(Data records)
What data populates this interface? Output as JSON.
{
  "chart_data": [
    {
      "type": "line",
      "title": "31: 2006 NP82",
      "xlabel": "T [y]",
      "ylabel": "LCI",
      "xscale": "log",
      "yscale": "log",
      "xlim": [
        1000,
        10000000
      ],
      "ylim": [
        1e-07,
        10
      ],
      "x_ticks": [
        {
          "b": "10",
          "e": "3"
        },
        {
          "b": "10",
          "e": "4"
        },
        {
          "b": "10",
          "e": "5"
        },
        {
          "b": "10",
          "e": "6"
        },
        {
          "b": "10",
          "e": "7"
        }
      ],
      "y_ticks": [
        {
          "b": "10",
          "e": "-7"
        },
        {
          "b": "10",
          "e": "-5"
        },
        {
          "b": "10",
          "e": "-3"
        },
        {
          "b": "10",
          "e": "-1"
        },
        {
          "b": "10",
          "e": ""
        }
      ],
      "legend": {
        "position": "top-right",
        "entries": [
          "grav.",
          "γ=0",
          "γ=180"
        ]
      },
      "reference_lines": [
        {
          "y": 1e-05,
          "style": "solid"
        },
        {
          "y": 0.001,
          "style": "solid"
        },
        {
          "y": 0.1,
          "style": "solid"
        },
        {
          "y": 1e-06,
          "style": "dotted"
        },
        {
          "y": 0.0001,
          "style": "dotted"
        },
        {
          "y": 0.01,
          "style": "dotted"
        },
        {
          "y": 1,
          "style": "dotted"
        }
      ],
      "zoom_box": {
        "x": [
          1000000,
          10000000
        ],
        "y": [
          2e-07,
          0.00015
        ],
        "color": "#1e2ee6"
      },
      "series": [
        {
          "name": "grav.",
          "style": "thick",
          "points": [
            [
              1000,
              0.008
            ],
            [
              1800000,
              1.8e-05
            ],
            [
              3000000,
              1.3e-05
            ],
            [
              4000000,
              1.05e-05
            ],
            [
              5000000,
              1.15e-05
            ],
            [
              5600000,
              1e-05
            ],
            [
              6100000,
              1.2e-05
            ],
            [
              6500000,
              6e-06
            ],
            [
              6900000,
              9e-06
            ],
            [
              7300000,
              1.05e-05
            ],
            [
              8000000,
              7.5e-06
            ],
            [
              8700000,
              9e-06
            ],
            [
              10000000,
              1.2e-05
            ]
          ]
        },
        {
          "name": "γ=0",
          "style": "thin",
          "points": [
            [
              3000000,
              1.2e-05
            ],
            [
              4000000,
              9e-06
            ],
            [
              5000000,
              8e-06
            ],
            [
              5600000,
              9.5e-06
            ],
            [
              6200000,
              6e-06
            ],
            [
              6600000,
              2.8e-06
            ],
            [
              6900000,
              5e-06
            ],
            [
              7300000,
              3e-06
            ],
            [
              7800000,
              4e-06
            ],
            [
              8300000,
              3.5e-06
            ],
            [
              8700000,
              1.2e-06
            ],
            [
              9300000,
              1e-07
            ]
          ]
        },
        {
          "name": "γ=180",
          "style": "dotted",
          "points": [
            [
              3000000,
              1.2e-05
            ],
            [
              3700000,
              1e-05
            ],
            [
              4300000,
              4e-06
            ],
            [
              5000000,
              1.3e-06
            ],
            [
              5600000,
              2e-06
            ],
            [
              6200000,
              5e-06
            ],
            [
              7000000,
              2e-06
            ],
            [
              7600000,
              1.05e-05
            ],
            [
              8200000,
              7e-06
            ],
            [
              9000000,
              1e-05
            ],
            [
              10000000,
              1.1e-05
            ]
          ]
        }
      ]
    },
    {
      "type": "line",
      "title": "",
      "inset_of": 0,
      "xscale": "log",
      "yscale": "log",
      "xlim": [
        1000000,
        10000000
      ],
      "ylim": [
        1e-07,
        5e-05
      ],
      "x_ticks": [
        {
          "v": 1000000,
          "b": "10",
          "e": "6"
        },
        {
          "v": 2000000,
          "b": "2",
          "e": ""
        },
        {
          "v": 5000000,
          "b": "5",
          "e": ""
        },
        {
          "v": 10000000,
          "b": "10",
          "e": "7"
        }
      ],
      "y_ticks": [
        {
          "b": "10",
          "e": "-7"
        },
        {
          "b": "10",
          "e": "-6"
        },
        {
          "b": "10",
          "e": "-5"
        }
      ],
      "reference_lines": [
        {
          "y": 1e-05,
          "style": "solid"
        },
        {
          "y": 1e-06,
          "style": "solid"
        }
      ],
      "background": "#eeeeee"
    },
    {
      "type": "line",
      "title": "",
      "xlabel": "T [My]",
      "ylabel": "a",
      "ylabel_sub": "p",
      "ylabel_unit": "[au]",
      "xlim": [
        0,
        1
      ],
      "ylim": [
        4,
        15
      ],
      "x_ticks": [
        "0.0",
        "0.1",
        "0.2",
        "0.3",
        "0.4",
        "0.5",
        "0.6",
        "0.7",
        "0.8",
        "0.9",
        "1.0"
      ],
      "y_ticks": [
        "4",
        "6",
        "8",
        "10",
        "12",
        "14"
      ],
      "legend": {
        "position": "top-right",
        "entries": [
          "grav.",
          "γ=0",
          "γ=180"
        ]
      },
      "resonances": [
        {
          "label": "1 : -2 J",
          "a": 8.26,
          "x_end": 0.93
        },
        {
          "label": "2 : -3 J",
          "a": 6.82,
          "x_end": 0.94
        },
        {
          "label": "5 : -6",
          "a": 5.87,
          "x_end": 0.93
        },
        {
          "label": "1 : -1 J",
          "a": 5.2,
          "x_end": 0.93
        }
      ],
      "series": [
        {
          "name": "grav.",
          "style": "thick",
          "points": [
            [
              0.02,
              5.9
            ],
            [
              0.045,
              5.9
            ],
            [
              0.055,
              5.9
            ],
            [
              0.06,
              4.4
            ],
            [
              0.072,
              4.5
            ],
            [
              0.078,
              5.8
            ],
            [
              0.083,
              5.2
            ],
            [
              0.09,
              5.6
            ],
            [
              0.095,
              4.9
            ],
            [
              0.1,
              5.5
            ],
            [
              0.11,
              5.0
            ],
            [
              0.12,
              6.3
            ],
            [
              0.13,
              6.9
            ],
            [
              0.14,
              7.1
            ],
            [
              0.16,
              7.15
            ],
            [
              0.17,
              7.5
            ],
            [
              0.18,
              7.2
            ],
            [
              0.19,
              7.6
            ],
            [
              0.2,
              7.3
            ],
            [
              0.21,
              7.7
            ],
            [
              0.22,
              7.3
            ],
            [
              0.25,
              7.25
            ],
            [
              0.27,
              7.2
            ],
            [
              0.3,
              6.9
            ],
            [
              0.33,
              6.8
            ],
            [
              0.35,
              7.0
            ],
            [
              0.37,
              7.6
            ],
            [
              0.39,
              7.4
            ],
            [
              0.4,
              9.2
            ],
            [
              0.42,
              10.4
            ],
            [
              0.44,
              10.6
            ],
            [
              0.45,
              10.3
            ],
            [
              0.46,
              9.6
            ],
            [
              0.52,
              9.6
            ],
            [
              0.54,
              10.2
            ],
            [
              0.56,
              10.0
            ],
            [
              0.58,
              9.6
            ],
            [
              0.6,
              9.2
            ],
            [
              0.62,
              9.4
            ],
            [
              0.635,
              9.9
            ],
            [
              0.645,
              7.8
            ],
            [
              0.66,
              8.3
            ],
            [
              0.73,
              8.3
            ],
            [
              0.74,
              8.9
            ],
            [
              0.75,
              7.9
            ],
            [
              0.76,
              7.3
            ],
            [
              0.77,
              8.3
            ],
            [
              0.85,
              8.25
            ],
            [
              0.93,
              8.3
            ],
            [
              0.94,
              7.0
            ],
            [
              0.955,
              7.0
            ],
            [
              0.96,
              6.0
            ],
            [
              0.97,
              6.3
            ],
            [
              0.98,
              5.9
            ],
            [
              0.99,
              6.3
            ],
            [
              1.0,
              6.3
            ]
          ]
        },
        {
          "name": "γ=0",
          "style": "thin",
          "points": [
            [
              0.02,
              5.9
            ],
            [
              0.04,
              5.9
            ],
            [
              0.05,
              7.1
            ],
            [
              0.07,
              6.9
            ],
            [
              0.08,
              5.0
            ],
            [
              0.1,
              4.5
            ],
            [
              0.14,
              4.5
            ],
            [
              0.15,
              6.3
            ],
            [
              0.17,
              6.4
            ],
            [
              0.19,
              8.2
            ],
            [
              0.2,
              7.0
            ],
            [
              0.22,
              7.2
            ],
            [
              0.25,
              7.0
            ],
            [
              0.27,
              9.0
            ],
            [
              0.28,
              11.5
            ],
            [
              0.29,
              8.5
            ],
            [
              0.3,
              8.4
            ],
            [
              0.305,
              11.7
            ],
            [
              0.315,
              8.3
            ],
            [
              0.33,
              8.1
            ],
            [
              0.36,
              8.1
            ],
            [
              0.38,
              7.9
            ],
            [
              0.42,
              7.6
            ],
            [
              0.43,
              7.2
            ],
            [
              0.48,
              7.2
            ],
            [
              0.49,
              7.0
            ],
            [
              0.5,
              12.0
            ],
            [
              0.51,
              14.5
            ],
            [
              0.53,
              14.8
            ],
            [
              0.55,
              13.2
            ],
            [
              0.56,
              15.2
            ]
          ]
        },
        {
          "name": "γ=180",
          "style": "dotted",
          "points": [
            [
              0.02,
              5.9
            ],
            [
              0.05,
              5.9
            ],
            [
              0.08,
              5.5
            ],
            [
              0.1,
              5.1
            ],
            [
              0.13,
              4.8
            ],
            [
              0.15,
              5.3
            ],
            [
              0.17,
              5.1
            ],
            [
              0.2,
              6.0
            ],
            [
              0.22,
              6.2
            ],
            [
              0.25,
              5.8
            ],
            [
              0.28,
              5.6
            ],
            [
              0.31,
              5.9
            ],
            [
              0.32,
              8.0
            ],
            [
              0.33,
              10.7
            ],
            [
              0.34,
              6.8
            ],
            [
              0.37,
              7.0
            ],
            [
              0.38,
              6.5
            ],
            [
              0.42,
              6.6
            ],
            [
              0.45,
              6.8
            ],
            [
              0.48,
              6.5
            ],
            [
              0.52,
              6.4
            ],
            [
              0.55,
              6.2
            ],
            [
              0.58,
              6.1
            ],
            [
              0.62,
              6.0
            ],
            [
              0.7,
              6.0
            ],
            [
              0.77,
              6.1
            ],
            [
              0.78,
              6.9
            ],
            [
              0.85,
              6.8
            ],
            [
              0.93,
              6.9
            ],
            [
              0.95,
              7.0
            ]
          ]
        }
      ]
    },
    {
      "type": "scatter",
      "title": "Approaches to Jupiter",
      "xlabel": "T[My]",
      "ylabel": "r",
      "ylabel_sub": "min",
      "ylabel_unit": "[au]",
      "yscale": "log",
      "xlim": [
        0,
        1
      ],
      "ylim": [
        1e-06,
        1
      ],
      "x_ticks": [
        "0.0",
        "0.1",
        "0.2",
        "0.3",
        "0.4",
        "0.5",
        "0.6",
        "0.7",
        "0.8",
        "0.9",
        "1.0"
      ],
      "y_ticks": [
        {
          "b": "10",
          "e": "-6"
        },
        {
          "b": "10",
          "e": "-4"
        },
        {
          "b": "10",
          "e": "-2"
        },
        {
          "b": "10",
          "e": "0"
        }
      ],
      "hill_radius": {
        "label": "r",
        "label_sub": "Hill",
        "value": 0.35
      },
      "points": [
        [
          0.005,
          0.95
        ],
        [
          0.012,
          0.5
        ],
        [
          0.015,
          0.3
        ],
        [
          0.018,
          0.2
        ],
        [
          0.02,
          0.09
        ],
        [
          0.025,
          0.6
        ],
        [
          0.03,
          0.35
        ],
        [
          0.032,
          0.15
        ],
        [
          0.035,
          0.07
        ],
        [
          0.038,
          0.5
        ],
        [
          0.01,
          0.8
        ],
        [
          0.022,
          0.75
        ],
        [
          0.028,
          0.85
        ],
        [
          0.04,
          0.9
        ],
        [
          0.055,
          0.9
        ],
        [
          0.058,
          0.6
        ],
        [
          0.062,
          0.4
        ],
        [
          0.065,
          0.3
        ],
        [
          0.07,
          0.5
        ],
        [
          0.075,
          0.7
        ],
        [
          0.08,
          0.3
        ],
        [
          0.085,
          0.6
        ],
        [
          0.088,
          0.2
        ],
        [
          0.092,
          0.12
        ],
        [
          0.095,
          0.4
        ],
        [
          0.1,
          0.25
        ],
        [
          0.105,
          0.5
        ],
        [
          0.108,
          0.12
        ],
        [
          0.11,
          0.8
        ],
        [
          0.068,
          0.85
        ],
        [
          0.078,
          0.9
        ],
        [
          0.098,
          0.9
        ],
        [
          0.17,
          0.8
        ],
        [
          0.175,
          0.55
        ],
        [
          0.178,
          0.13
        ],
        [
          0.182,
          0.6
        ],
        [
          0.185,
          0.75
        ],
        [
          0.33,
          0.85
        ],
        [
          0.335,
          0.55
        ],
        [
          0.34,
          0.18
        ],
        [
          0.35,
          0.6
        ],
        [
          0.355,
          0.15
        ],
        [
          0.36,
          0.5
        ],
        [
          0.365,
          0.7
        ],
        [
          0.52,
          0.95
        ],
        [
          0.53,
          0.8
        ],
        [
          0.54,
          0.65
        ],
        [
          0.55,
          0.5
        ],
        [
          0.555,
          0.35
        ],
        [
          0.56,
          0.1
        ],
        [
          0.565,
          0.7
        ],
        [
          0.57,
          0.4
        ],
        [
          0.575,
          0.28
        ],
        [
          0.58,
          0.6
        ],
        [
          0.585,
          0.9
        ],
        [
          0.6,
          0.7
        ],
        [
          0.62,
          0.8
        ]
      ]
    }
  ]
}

[Problem statement]
Write only the number of lines in the data above that include "title".

[Output for this exercise]
4